Material shown:
________________________________________

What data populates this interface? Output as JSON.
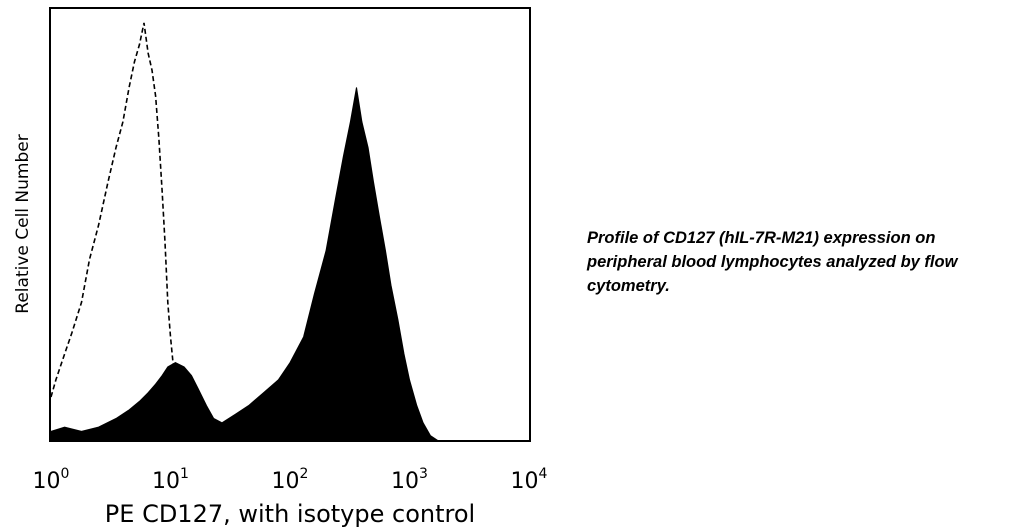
{
  "caption": "Profile of CD127 (hIL-7R-M21) expression on peripheral blood lymphocytes analyzed by flow cytometry.",
  "chart_data": {
    "type": "area",
    "xscale": "log",
    "xlim": [
      1,
      10000
    ],
    "ylim": [
      0,
      1
    ],
    "grid": false,
    "xlabel": "PE CD127, with isotype control",
    "ylabel": "Relative Cell Number",
    "x_ticks": [
      {
        "base": "10",
        "exp": "0",
        "value": 1
      },
      {
        "base": "10",
        "exp": "1",
        "value": 10
      },
      {
        "base": "10",
        "exp": "2",
        "value": 100
      },
      {
        "base": "10",
        "exp": "3",
        "value": 1000
      },
      {
        "base": "10",
        "exp": "4",
        "value": 10000
      }
    ],
    "series": [
      {
        "style": "dashed outline",
        "color": "#000000",
        "x": [
          1.0,
          1.1,
          1.3,
          1.5,
          1.8,
          2.1,
          2.5,
          3.0,
          3.5,
          4.0,
          4.5,
          5.0,
          5.5,
          6.0,
          6.5,
          7.0,
          7.5,
          8.0,
          8.5,
          9.0,
          9.5,
          10.0,
          10.5,
          11.0,
          11.5,
          12.0
        ],
        "y": [
          0.1,
          0.14,
          0.2,
          0.25,
          0.32,
          0.42,
          0.5,
          0.6,
          0.68,
          0.74,
          0.82,
          0.88,
          0.92,
          0.97,
          0.9,
          0.86,
          0.8,
          0.7,
          0.58,
          0.46,
          0.32,
          0.24,
          0.18,
          0.12,
          0.05,
          0.0
        ]
      },
      {
        "style": "filled",
        "color": "#000000",
        "x": [
          1.0,
          1.3,
          1.8,
          2.5,
          3.5,
          4.5,
          5.5,
          6.5,
          7.5,
          8.5,
          9.5,
          11.0,
          13.0,
          15.0,
          17.0,
          20.0,
          23.0,
          27.0,
          35.0,
          45.0,
          60.0,
          80.0,
          100.0,
          130.0,
          160.0,
          200.0,
          240.0,
          280.0,
          320.0,
          360.0,
          400.0,
          450.0,
          500.0,
          560.0,
          630.0,
          700.0,
          800.0,
          900.0,
          1000.0,
          1150.0,
          1300.0,
          1500.0,
          1700.0
        ],
        "y": [
          0.02,
          0.03,
          0.02,
          0.03,
          0.05,
          0.07,
          0.09,
          0.11,
          0.13,
          0.15,
          0.17,
          0.18,
          0.17,
          0.15,
          0.12,
          0.08,
          0.05,
          0.04,
          0.06,
          0.08,
          0.11,
          0.14,
          0.18,
          0.24,
          0.34,
          0.44,
          0.56,
          0.66,
          0.74,
          0.82,
          0.74,
          0.68,
          0.6,
          0.52,
          0.44,
          0.36,
          0.28,
          0.2,
          0.14,
          0.08,
          0.04,
          0.01,
          0.0
        ]
      }
    ]
  }
}
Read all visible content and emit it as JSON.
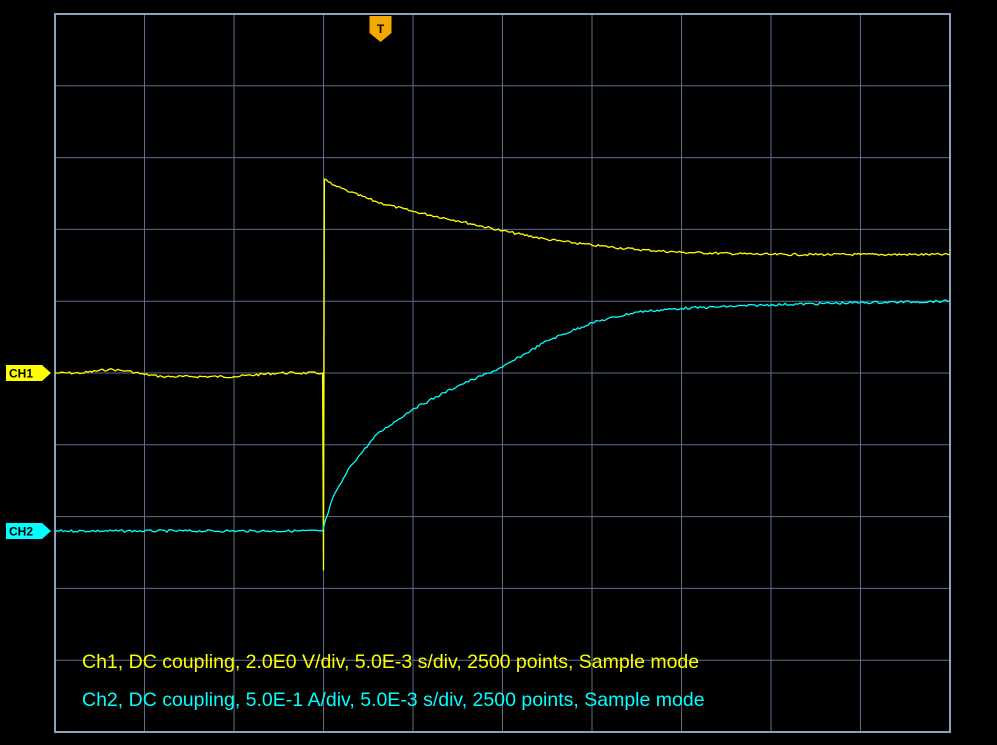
{
  "chart_data": {
    "type": "line",
    "title": "",
    "xlabel": "",
    "ylabel": "",
    "grid": true,
    "divisions": {
      "horizontal": 10,
      "vertical": 10
    },
    "xlim": [
      0,
      10
    ],
    "ylim": [
      -5,
      5
    ],
    "x_units": "div",
    "y_units": "div",
    "trigger": {
      "label": "T",
      "x": 3
    },
    "channels": [
      {
        "label": "CH1",
        "ground_level": 0,
        "color": "#ffff00"
      },
      {
        "label": "CH2",
        "ground_level": -2.2,
        "color": "#00ffff"
      }
    ],
    "series": [
      {
        "name": "CH1",
        "color": "#ffff00",
        "x": [
          0,
          0.3,
          0.6,
          0.8,
          1,
          1.2,
          1.5,
          2,
          2.5,
          2.99,
          3,
          3.01,
          3.1,
          3.3,
          3.6,
          4,
          4.5,
          5,
          5.5,
          6,
          6.5,
          7,
          8,
          9,
          10
        ],
        "y": [
          0,
          0,
          0.05,
          0.03,
          -0.02,
          -0.05,
          -0.05,
          -0.05,
          0,
          0,
          -2.75,
          2.7,
          2.62,
          2.52,
          2.38,
          2.25,
          2.12,
          1.98,
          1.86,
          1.78,
          1.72,
          1.68,
          1.65,
          1.65,
          1.65
        ]
      },
      {
        "name": "CH2",
        "color": "#00ffff",
        "x": [
          0,
          1,
          2,
          2.99,
          3.0,
          3.1,
          3.3,
          3.6,
          4,
          4.5,
          5,
          5.5,
          6,
          6.5,
          7,
          8,
          9,
          10
        ],
        "y": [
          -2.2,
          -2.2,
          -2.2,
          -2.2,
          -2.15,
          -1.75,
          -1.3,
          -0.85,
          -0.5,
          -0.18,
          0.08,
          0.45,
          0.7,
          0.85,
          0.9,
          0.95,
          0.98,
          1.0
        ]
      }
    ]
  },
  "readout": {
    "ch1": "Ch1, DC coupling, 2.0E0 V/div, 5.0E-3 s/div, 2500 points, Sample mode",
    "ch2": "Ch2, DC coupling, 5.0E-1 A/div, 5.0E-3 s/div, 2500 points, Sample mode"
  }
}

________________________________________

Instructions to follow:
Copy out each line exactly, without the pictures.

Solution:
What data populates this interface? Output as JSON.
{
  "caption": "Profile of CD127 (hIL-7R-M21) expression on peripheral blood lymphocytes analyzed by flow cytometry.",
  "chart_data": {
    "type": "area",
    "xscale": "log",
    "xlim": [
      1,
      10000
    ],
    "ylim": [
      0,
      1
    ],
    "grid": false,
    "xlabel": "PE CD127, with isotype control",
    "ylabel": "Relative Cell Number",
    "x_ticks": [
      {
        "base": "10",
        "exp": "0",
        "value": 1
      },
      {
        "base": "10",
        "exp": "1",
        "value": 10
      },
      {
        "base": "10",
        "exp": "2",
        "value": 100
      },
      {
        "base": "10",
        "exp": "3",
        "value": 1000
      },
      {
        "base": "10",
        "exp": "4",
        "value": 10000
      }
    ],
    "series": [
      {
        "style": "dashed outline",
        "color": "#000000",
        "x": [
          1.0,
          1.1,
          1.3,
          1.5,
          1.8,
          2.1,
          2.5,
          3.0,
          3.5,
          4.0,
          4.5,
          5.0,
          5.5,
          6.0,
          6.5,
          7.0,
          7.5,
          8.0,
          8.5,
          9.0,
          9.5,
          10.0,
          10.5,
          11.0,
          11.5,
          12.0
        ],
        "y": [
          0.1,
          0.14,
          0.2,
          0.25,
          0.32,
          0.42,
          0.5,
          0.6,
          0.68,
          0.74,
          0.82,
          0.88,
          0.92,
          0.97,
          0.9,
          0.86,
          0.8,
          0.7,
          0.58,
          0.46,
          0.32,
          0.24,
          0.18,
          0.12,
          0.05,
          0.0
        ]
      },
      {
        "style": "filled",
        "color": "#000000",
        "x": [
          1.0,
          1.3,
          1.8,
          2.5,
          3.5,
          4.5,
          5.5,
          6.5,
          7.5,
          8.5,
          9.5,
          11.0,
          13.0,
          15.0,
          17.0,
          20.0,
          23.0,
          27.0,
          35.0,
          45.0,
          60.0,
          80.0,
          100.0,
          130.0,
          160.0,
          200.0,
          240.0,
          280.0,
          320.0,
          360.0,
          400.0,
          450.0,
          500.0,
          560.0,
          630.0,
          700.0,
          800.0,
          900.0,
          1000.0,
          1150.0,
          1300.0,
          1500.0,
          1700.0
        ],
        "y": [
          0.02,
          0.03,
          0.02,
          0.03,
          0.05,
          0.07,
          0.09,
          0.11,
          0.13,
          0.15,
          0.17,
          0.18,
          0.17,
          0.15,
          0.12,
          0.08,
          0.05,
          0.04,
          0.06,
          0.08,
          0.11,
          0.14,
          0.18,
          0.24,
          0.34,
          0.44,
          0.56,
          0.66,
          0.74,
          0.82,
          0.74,
          0.68,
          0.6,
          0.52,
          0.44,
          0.36,
          0.28,
          0.2,
          0.14,
          0.08,
          0.04,
          0.01,
          0.0
        ]
      }
    ]
  }
}
Read all visible content and emit it as JSON.
{
  "chart_data": {
    "type": "line",
    "title": "",
    "xlabel": "",
    "ylabel": "",
    "grid": true,
    "divisions": {
      "horizontal": 10,
      "vertical": 10
    },
    "xlim": [
      0,
      10
    ],
    "ylim": [
      -5,
      5
    ],
    "x_units": "div",
    "y_units": "div",
    "trigger": {
      "label": "T",
      "x": 3
    },
    "channels": [
      {
        "label": "CH1",
        "ground_level": 0,
        "color": "#ffff00"
      },
      {
        "label": "CH2",
        "ground_level": -2.2,
        "color": "#00ffff"
      }
    ],
    "series": [
      {
        "name": "CH1",
        "color": "#ffff00",
        "x": [
          0,
          0.3,
          0.6,
          0.8,
          1,
          1.2,
          1.5,
          2,
          2.5,
          2.99,
          3,
          3.01,
          3.1,
          3.3,
          3.6,
          4,
          4.5,
          5,
          5.5,
          6,
          6.5,
          7,
          8,
          9,
          10
        ],
        "y": [
          0,
          0,
          0.05,
          0.03,
          -0.02,
          -0.05,
          -0.05,
          -0.05,
          0,
          0,
          -2.75,
          2.7,
          2.62,
          2.52,
          2.38,
          2.25,
          2.12,
          1.98,
          1.86,
          1.78,
          1.72,
          1.68,
          1.65,
          1.65,
          1.65
        ]
      },
      {
        "name": "CH2",
        "color": "#00ffff",
        "x": [
          0,
          1,
          2,
          2.99,
          3.0,
          3.1,
          3.3,
          3.6,
          4,
          4.5,
          5,
          5.5,
          6,
          6.5,
          7,
          8,
          9,
          10
        ],
        "y": [
          -2.2,
          -2.2,
          -2.2,
          -2.2,
          -2.15,
          -1.75,
          -1.3,
          -0.85,
          -0.5,
          -0.18,
          0.08,
          0.45,
          0.7,
          0.85,
          0.9,
          0.95,
          0.98,
          1.0
        ]
      }
    ]
  },
  "readout": {
    "ch1": "Ch1, DC coupling, 2.0E0 V/div, 5.0E-3 s/div, 2500 points, Sample mode",
    "ch2": "Ch2, DC coupling, 5.0E-1 A/div, 5.0E-3 s/div, 2500 points, Sample mode"
  }
}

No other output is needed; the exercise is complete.